#### Challenge:
Which lines in the records below contain the word "Mediasite"? Copy each one out.

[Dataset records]
--------------------------------
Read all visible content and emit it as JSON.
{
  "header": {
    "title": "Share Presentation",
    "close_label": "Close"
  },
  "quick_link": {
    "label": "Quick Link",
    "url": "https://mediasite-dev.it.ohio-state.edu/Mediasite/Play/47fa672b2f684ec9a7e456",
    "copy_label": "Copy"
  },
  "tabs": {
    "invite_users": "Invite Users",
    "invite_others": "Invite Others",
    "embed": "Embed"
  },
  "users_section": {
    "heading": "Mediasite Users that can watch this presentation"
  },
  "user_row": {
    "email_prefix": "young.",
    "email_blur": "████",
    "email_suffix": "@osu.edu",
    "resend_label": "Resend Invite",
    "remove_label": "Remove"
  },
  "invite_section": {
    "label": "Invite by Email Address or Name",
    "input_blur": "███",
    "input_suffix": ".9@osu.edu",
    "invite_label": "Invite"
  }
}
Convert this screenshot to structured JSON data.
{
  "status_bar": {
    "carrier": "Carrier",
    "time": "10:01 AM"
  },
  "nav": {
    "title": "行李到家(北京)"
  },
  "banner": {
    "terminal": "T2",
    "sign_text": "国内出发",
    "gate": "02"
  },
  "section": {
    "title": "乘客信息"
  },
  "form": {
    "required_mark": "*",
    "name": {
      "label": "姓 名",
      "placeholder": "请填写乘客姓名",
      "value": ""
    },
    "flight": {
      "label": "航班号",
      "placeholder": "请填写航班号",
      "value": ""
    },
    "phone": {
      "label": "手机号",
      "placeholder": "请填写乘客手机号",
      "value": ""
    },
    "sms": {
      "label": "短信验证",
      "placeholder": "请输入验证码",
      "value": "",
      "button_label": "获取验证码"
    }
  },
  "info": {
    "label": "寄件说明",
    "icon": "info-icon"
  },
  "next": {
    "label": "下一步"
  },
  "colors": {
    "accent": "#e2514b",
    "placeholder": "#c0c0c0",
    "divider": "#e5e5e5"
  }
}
--------------------------------
#### Full solution:
    "url": "https://mediasite-dev.it.ohio-state.edu/Mediasite/Play/47fa672b2f684ec9a7e456",
    "heading": "Mediasite Users that can watch this presentation"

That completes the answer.